■ **WORK TO BE COMPLETED**
Locate the word "style" in the data below, then copy every line that holds it.

[Dataset excerpt]
>> start

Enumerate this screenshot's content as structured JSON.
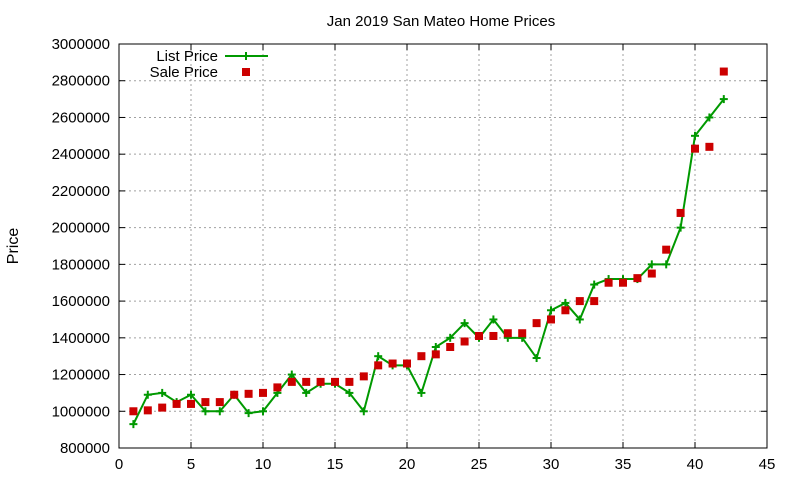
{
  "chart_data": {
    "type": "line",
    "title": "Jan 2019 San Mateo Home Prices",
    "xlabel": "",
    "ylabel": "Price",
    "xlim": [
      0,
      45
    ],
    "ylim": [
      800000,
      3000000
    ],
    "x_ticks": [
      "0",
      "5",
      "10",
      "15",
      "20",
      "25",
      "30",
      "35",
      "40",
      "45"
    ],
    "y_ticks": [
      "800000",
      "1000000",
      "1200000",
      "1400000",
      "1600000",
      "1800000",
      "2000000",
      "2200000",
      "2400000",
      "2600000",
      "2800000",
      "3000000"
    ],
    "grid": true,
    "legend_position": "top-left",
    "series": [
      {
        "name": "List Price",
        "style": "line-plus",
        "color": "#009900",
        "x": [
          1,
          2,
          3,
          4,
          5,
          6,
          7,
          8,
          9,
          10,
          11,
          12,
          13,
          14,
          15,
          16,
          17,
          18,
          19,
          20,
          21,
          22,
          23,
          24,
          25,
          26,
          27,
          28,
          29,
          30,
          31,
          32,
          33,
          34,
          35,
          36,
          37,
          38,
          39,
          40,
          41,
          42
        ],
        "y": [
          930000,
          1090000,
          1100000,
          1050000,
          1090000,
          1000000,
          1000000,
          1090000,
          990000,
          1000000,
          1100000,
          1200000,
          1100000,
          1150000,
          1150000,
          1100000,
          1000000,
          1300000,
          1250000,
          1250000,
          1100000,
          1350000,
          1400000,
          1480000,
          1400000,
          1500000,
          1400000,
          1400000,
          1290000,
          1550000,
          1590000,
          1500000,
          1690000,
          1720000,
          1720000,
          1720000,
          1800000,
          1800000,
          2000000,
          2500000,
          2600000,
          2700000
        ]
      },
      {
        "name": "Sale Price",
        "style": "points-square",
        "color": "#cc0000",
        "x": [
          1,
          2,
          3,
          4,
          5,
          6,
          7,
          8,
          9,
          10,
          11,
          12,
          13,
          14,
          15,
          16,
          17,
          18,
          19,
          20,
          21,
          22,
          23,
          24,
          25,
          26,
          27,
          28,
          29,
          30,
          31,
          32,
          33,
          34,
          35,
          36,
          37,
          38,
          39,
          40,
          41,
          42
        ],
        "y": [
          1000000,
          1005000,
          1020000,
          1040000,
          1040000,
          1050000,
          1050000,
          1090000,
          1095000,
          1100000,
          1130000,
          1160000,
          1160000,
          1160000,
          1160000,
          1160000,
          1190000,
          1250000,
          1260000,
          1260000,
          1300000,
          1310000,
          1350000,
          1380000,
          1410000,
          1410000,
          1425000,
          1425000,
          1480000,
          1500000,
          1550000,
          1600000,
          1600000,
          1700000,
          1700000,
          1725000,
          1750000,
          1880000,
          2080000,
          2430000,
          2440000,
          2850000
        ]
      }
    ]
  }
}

>> end

■ **EXPECTED ANSWER**
        "style": "line-plus",
        "style": "points-square",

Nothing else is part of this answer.